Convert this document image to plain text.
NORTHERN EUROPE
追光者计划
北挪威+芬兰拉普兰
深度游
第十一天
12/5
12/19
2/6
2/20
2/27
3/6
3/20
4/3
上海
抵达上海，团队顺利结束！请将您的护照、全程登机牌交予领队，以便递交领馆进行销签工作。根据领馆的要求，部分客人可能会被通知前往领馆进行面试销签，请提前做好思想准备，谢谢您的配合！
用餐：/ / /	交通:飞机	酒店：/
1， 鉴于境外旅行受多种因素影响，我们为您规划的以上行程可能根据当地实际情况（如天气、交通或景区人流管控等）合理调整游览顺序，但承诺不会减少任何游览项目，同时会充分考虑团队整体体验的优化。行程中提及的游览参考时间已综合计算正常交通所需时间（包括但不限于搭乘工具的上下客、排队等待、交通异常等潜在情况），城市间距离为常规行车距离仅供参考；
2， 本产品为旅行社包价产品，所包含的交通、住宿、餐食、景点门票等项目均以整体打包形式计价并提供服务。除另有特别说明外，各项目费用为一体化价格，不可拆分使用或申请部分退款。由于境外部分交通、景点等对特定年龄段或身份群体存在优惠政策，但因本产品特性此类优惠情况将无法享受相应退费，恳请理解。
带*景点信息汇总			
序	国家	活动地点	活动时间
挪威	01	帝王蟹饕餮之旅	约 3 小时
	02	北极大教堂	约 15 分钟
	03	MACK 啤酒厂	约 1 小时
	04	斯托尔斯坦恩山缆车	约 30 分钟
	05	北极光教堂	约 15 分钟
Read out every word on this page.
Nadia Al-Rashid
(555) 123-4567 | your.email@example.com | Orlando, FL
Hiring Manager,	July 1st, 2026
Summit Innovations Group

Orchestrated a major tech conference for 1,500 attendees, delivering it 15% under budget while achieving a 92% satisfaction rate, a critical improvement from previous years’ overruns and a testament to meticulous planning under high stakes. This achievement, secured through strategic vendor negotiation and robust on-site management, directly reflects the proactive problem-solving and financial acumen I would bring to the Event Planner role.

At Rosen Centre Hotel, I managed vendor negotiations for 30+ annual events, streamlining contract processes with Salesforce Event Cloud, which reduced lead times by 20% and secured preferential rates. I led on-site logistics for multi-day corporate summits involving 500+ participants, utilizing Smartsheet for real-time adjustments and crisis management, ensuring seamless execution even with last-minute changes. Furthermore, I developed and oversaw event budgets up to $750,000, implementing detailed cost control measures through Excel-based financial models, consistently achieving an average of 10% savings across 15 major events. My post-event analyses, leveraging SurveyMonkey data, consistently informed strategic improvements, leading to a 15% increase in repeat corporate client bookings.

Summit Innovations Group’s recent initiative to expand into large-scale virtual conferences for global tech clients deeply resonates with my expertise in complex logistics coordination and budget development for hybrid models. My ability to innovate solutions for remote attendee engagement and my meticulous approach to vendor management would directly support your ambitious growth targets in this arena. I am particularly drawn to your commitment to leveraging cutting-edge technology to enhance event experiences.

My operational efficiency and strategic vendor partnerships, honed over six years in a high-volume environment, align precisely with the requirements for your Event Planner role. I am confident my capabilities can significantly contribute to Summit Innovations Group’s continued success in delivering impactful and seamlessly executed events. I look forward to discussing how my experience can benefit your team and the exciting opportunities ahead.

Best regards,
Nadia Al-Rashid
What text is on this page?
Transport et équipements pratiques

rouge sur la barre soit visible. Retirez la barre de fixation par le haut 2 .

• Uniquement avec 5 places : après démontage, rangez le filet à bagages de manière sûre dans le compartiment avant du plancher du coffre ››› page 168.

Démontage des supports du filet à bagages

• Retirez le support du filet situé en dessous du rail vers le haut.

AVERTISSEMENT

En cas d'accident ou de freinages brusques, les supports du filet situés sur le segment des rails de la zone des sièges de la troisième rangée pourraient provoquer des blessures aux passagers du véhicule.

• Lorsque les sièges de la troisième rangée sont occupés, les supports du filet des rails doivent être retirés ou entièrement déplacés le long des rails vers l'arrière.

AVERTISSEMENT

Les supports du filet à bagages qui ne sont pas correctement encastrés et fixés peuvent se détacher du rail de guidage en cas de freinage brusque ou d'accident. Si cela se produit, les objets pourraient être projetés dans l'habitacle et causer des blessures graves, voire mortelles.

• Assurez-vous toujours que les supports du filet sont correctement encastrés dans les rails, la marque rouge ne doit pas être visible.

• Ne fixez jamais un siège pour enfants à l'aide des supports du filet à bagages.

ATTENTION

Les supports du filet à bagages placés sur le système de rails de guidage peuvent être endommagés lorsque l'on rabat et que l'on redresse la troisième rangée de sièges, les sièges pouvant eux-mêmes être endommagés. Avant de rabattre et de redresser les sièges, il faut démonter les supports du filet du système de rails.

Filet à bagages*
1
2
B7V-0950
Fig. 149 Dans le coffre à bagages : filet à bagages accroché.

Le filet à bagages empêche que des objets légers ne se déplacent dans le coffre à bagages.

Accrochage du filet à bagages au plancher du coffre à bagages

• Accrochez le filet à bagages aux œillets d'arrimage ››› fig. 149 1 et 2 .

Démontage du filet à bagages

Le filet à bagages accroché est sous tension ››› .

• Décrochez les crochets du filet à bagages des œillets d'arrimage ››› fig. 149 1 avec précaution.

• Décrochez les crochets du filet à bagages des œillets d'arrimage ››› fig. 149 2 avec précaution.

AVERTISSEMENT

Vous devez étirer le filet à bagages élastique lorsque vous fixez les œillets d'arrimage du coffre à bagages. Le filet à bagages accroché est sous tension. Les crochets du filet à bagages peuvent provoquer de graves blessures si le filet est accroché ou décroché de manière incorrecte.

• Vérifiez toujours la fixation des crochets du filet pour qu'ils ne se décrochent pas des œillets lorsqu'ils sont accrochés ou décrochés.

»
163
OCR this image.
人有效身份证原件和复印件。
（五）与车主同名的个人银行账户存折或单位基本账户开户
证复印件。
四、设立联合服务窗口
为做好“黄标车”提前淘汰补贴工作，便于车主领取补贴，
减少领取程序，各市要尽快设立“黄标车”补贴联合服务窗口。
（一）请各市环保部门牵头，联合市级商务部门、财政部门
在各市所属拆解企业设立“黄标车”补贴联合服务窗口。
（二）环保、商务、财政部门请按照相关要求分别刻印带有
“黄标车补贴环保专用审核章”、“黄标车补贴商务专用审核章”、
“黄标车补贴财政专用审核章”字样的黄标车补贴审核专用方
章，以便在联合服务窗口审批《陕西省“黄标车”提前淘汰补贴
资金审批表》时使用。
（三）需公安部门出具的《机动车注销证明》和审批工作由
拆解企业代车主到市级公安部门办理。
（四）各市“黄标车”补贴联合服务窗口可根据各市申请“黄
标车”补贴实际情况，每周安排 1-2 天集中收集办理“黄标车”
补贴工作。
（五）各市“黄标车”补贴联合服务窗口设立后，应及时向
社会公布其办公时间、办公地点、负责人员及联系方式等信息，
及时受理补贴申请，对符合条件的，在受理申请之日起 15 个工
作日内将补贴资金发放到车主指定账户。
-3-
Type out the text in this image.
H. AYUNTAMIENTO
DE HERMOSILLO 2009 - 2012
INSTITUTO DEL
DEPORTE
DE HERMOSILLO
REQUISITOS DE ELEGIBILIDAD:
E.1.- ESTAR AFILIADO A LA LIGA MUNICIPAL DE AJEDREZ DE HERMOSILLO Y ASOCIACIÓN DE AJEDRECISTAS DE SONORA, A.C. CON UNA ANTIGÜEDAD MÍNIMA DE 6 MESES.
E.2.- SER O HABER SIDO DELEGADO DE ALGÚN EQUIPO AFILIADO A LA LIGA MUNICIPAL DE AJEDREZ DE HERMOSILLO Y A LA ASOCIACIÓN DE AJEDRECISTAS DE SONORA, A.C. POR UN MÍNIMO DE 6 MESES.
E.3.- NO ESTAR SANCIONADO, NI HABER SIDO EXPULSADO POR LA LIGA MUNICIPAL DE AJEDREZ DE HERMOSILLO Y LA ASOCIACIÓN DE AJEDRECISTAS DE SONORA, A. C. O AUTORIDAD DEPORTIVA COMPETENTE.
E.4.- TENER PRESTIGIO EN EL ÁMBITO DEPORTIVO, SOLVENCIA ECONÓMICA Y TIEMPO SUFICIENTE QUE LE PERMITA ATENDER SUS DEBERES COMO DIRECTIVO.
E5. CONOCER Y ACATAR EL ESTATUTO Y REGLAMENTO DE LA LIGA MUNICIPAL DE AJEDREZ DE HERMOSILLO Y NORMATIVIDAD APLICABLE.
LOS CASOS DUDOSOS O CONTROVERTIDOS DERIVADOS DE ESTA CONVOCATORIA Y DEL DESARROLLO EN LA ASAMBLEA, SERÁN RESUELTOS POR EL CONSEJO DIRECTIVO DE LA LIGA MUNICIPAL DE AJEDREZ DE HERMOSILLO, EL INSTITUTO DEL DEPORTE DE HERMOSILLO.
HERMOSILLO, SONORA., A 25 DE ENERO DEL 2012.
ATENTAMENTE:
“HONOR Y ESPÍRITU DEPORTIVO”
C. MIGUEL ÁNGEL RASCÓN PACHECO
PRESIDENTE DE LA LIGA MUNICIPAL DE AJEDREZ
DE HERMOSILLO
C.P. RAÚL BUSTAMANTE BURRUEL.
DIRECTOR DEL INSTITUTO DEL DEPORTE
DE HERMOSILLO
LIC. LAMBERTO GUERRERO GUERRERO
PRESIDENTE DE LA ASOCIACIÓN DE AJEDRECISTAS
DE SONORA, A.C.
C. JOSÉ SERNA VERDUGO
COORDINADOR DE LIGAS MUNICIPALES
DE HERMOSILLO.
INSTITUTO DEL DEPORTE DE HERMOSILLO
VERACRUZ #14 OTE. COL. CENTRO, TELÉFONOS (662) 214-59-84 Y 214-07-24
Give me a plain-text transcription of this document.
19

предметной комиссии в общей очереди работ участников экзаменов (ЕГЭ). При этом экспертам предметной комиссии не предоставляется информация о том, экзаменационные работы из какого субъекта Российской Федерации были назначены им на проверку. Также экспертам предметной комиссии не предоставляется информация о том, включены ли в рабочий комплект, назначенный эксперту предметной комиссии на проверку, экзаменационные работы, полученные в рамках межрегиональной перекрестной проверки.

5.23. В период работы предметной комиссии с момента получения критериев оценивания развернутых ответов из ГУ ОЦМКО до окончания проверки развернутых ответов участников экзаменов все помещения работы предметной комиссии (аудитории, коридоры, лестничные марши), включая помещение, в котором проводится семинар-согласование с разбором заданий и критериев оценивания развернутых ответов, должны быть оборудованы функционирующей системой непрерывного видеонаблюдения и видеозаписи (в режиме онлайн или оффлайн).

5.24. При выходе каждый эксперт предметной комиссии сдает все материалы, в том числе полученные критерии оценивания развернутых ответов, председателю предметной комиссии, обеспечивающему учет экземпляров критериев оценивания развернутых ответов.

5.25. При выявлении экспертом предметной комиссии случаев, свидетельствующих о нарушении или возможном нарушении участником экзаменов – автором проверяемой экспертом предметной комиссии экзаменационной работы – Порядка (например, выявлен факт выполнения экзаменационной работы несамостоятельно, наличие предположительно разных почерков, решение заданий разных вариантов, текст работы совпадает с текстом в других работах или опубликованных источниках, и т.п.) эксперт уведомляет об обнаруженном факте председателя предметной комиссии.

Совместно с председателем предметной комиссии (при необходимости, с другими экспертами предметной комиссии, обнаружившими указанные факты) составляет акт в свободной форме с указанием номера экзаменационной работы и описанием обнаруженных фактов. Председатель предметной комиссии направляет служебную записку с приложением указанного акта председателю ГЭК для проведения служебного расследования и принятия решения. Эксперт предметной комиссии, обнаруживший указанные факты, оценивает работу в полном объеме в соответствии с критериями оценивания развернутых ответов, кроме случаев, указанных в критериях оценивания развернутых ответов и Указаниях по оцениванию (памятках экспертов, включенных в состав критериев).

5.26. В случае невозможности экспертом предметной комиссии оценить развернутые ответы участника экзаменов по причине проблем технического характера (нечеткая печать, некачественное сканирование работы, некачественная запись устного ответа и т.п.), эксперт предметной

§

Goal of the exercise: Locate the string "meticulous" in the listing above and copy every line where it occurs.

The answer:
Orchestrated a major tech conference for 1,500 attendees, delivering it 15% under budget while achieving a 92% satisfaction rate, a critical improvement from previous years’ overruns and a testament to meticulous planning under high stakes. This achievement, secured through strategic vendor negotiation and robust on-site management, directly reflects the proactive problem-solving and financial acumen I would bring to the Event Planner role.
Summit Innovations Group’s recent initiative to expand into large-scale virtual conferences for global tech clients deeply resonates with my expertise in complex logistics coordination and budget development for hybrid models. My ability to innovate solutions for remote attendee engagement and my meticulous approach to vendor management would directly support your ambitious growth targets in this arena. I am particularly drawn to your commitment to leveraging cutting-edge technology to enhance event experiences.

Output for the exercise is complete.